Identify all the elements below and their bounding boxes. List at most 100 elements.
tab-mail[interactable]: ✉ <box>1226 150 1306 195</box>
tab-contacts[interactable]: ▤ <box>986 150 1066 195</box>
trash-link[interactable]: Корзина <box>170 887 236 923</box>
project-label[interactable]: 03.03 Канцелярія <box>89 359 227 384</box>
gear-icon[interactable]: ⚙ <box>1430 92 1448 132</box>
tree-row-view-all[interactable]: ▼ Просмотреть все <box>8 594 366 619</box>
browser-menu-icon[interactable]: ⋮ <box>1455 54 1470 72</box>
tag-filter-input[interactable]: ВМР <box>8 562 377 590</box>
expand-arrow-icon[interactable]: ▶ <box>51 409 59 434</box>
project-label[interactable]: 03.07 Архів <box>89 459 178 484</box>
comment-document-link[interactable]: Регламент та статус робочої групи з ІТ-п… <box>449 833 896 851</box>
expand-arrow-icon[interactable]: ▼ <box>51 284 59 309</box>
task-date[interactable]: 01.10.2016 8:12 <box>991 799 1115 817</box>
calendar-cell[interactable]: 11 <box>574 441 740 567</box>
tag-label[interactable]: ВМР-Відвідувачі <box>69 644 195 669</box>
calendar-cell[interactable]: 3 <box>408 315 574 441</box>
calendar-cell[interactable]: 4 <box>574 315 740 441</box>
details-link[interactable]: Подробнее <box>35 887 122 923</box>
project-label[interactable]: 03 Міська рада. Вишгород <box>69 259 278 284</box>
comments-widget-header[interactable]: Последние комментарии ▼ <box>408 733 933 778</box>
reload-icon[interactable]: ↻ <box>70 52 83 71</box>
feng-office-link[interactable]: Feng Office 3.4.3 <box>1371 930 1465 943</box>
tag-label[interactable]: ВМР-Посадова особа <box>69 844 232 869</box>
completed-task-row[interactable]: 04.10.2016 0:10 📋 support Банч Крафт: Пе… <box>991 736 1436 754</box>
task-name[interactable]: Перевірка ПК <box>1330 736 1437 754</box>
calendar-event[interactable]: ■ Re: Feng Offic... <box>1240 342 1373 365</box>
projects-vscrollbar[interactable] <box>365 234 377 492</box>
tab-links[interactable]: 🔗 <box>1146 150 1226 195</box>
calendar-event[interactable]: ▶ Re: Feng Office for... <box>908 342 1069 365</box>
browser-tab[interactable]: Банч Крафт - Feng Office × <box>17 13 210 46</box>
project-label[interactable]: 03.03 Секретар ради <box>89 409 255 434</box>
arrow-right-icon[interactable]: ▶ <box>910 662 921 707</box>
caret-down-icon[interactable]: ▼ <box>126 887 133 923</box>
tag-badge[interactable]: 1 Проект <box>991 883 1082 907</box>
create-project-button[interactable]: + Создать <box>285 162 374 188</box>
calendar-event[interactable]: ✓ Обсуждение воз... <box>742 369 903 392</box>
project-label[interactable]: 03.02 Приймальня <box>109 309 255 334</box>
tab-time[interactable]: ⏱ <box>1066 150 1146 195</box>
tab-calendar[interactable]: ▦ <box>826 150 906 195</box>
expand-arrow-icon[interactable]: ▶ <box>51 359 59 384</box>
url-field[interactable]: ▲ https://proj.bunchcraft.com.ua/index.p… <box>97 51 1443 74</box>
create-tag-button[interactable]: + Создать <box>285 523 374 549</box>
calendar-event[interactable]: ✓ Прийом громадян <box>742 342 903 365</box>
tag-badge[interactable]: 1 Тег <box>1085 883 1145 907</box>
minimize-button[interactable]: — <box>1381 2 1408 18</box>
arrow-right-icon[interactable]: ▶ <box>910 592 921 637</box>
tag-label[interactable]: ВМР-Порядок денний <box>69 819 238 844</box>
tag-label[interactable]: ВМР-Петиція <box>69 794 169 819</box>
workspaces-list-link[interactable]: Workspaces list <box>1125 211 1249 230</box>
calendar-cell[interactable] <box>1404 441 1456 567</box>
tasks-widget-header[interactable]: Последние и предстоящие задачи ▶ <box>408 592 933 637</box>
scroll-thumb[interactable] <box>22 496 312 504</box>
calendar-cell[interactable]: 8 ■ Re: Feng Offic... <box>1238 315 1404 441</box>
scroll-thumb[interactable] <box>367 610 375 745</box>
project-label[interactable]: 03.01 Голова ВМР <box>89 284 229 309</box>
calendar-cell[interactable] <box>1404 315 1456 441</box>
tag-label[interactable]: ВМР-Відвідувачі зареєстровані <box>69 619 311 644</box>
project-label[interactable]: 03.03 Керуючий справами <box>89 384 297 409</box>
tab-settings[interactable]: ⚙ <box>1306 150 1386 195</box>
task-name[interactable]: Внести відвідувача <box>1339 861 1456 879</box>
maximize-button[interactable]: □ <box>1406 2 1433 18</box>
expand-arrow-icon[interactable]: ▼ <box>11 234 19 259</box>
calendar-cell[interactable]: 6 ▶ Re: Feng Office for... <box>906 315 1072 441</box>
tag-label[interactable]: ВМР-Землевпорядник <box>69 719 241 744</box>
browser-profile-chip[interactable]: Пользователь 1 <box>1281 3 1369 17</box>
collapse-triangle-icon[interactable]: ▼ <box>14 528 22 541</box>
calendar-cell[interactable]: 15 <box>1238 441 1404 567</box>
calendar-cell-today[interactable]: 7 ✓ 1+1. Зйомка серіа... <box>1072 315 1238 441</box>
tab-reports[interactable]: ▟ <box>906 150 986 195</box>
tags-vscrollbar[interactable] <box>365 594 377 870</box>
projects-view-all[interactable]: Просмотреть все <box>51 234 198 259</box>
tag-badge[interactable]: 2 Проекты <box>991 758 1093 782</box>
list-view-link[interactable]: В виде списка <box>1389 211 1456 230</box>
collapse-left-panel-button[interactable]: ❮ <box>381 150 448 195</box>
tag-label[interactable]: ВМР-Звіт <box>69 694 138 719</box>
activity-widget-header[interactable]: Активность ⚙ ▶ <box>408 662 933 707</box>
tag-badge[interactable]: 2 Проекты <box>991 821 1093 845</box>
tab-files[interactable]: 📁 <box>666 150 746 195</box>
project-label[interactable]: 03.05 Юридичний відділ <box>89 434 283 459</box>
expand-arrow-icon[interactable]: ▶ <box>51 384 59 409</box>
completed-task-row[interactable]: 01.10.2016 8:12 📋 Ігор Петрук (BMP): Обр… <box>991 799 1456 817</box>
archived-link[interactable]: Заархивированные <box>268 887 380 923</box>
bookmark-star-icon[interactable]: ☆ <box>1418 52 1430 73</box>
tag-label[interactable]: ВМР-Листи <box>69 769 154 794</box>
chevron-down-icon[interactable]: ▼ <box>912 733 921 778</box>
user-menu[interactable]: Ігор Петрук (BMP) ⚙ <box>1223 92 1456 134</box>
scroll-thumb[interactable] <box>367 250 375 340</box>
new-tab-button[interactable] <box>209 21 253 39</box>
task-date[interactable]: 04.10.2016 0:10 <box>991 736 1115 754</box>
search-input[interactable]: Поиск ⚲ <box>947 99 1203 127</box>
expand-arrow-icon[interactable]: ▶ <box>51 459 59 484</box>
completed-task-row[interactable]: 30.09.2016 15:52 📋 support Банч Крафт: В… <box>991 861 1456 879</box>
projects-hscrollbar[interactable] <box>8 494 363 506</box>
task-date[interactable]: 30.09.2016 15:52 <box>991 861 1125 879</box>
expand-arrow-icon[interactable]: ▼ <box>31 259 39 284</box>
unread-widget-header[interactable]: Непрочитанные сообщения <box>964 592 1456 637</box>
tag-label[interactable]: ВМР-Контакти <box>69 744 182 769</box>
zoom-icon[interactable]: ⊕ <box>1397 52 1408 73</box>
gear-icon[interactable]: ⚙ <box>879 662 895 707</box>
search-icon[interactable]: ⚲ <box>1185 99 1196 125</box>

- _EXERCISE DESCRIPTION_
Quote all of the data above word for word, keeping every line unchanged.

- _TASK RESPONSE_
Identify all the elements below and their bounding boxes. List at most 100 elements.
tab-mail[interactable]: ✉ <box>1226 150 1306 195</box>
tab-contacts[interactable]: ▤ <box>986 150 1066 195</box>
trash-link[interactable]: Корзина <box>170 887 236 923</box>
project-label[interactable]: 03.03 Канцелярія <box>89 359 227 384</box>
gear-icon[interactable]: ⚙ <box>1430 92 1448 132</box>
tree-row-view-all[interactable]: ▼ Просмотреть все <box>8 594 366 619</box>
browser-menu-icon[interactable]: ⋮ <box>1455 54 1470 72</box>
tag-filter-input[interactable]: ВМР <box>8 562 377 590</box>
expand-arrow-icon[interactable]: ▶ <box>51 409 59 434</box>
project-label[interactable]: 03.07 Архів <box>89 459 178 484</box>
comment-document-link[interactable]: Регламент та статус робочої групи з ІТ-п… <box>449 833 896 851</box>
expand-arrow-icon[interactable]: ▼ <box>51 284 59 309</box>
task-date[interactable]: 01.10.2016 8:12 <box>991 799 1115 817</box>
calendar-cell[interactable]: 11 <box>574 441 740 567</box>
tag-label[interactable]: ВМР-Відвідувачі <box>69 644 195 669</box>
calendar-cell[interactable]: 3 <box>408 315 574 441</box>
calendar-cell[interactable]: 4 <box>574 315 740 441</box>
details-link[interactable]: Подробнее <box>35 887 122 923</box>
project-label[interactable]: 03 Міська рада. Вишгород <box>69 259 278 284</box>
comments-widget-header[interactable]: Последние комментарии ▼ <box>408 733 933 778</box>
reload-icon[interactable]: ↻ <box>70 52 83 71</box>
feng-office-link[interactable]: Feng Office 3.4.3 <box>1371 930 1465 943</box>
tag-label[interactable]: ВМР-Посадова особа <box>69 844 232 869</box>
completed-task-row[interactable]: 04.10.2016 0:10 📋 support Банч Крафт: Пе… <box>991 736 1436 754</box>
task-name[interactable]: Перевірка ПК <box>1330 736 1437 754</box>
calendar-event[interactable]: ■ Re: Feng Offic... <box>1240 342 1373 365</box>
projects-vscrollbar[interactable] <box>365 234 377 492</box>
tab-links[interactable]: 🔗 <box>1146 150 1226 195</box>
calendar-event[interactable]: ▶ Re: Feng Office for... <box>908 342 1069 365</box>
browser-tab[interactable]: Банч Крафт - Feng Office × <box>17 13 210 46</box>
project-label[interactable]: 03.03 Секретар ради <box>89 409 255 434</box>
arrow-right-icon[interactable]: ▶ <box>910 662 921 707</box>
caret-down-icon[interactable]: ▼ <box>126 887 133 923</box>
tag-badge[interactable]: 1 Проект <box>991 883 1082 907</box>
create-project-button[interactable]: + Создать <box>285 162 374 188</box>
calendar-event[interactable]: ✓ Обсуждение воз... <box>742 369 903 392</box>
project-label[interactable]: 03.02 Приймальня <box>109 309 255 334</box>
tab-time[interactable]: ⏱ <box>1066 150 1146 195</box>
tab-calendar[interactable]: ▦ <box>826 150 906 195</box>
expand-arrow-icon[interactable]: ▶ <box>51 359 59 384</box>
url-field[interactable]: ▲ https://proj.bunchcraft.com.ua/index.p… <box>97 51 1443 74</box>
create-tag-button[interactable]: + Создать <box>285 523 374 549</box>
calendar-event[interactable]: ✓ Прийом громадян <box>742 342 903 365</box>
tag-badge[interactable]: 1 Тег <box>1085 883 1145 907</box>
minimize-button[interactable]: — <box>1381 2 1408 18</box>
arrow-right-icon[interactable]: ▶ <box>910 592 921 637</box>
tag-label[interactable]: ВМР-Порядок денний <box>69 819 238 844</box>
tag-label[interactable]: ВМР-Петиція <box>69 794 169 819</box>
workspaces-list-link[interactable]: Workspaces list <box>1125 211 1249 230</box>
calendar-cell[interactable] <box>1404 441 1456 567</box>
tasks-widget-header[interactable]: Последние и предстоящие задачи ▶ <box>408 592 933 637</box>
scroll-thumb[interactable] <box>22 496 312 504</box>
calendar-cell[interactable]: 8 ■ Re: Feng Offic... <box>1238 315 1404 441</box>
scroll-thumb[interactable] <box>367 610 375 745</box>
project-label[interactable]: 03.01 Голова ВМР <box>89 284 229 309</box>
calendar-cell[interactable] <box>1404 315 1456 441</box>
tag-label[interactable]: ВМР-Відвідувачі зареєстровані <box>69 619 311 644</box>
project-label[interactable]: 03.03 Керуючий справами <box>89 384 297 409</box>
tab-settings[interactable]: ⚙ <box>1306 150 1386 195</box>
task-name[interactable]: Внести відвідувача <box>1339 861 1456 879</box>
maximize-button[interactable]: □ <box>1406 2 1433 18</box>
expand-arrow-icon[interactable]: ▼ <box>11 234 19 259</box>
calendar-cell[interactable]: 6 ▶ Re: Feng Office for... <box>906 315 1072 441</box>
tag-label[interactable]: ВМР-Землевпорядник <box>69 719 241 744</box>
browser-profile-chip[interactable]: Пользователь 1 <box>1281 3 1369 17</box>
collapse-triangle-icon[interactable]: ▼ <box>14 528 22 541</box>
calendar-cell[interactable]: 15 <box>1238 441 1404 567</box>
calendar-cell-today[interactable]: 7 ✓ 1+1. Зйомка серіа... <box>1072 315 1238 441</box>
tab-reports[interactable]: ▟ <box>906 150 986 195</box>
tags-vscrollbar[interactable] <box>365 594 377 870</box>
projects-view-all[interactable]: Просмотреть все <box>51 234 198 259</box>
tag-badge[interactable]: 2 Проекты <box>991 758 1093 782</box>
list-view-link[interactable]: В виде списка <box>1389 211 1456 230</box>
collapse-left-panel-button[interactable]: ❮ <box>381 150 448 195</box>
tag-label[interactable]: ВМР-Звіт <box>69 694 138 719</box>
activity-widget-header[interactable]: Активность ⚙ ▶ <box>408 662 933 707</box>
tag-badge[interactable]: 2 Проекты <box>991 821 1093 845</box>
tab-files[interactable]: 📁 <box>666 150 746 195</box>
project-label[interactable]: 03.05 Юридичний відділ <box>89 434 283 459</box>
expand-arrow-icon[interactable]: ▶ <box>51 384 59 409</box>
completed-task-row[interactable]: 01.10.2016 8:12 📋 Ігор Петрук (BMP): Обр… <box>991 799 1456 817</box>
archived-link[interactable]: Заархивированные <box>268 887 380 923</box>
bookmark-star-icon[interactable]: ☆ <box>1418 52 1430 73</box>
tag-label[interactable]: ВМР-Листи <box>69 769 154 794</box>
chevron-down-icon[interactable]: ▼ <box>912 733 921 778</box>
user-menu[interactable]: Ігор Петрук (BMP) ⚙ <box>1223 92 1456 134</box>
scroll-thumb[interactable] <box>367 250 375 340</box>
new-tab-button[interactable] <box>209 21 253 39</box>
task-date[interactable]: 04.10.2016 0:10 <box>991 736 1115 754</box>
search-input[interactable]: Поиск ⚲ <box>947 99 1203 127</box>
expand-arrow-icon[interactable]: ▶ <box>51 459 59 484</box>
completed-task-row[interactable]: 30.09.2016 15:52 📋 support Банч Крафт: В… <box>991 861 1456 879</box>
projects-hscrollbar[interactable] <box>8 494 363 506</box>
task-date[interactable]: 30.09.2016 15:52 <box>991 861 1125 879</box>
expand-arrow-icon[interactable]: ▼ <box>31 259 39 284</box>
unread-widget-header[interactable]: Непрочитанные сообщения <box>964 592 1456 637</box>
tag-label[interactable]: ВМР-Контакти <box>69 744 182 769</box>
zoom-icon[interactable]: ⊕ <box>1397 52 1408 73</box>
gear-icon[interactable]: ⚙ <box>879 662 895 707</box>
search-icon[interactable]: ⚲ <box>1185 99 1196 125</box>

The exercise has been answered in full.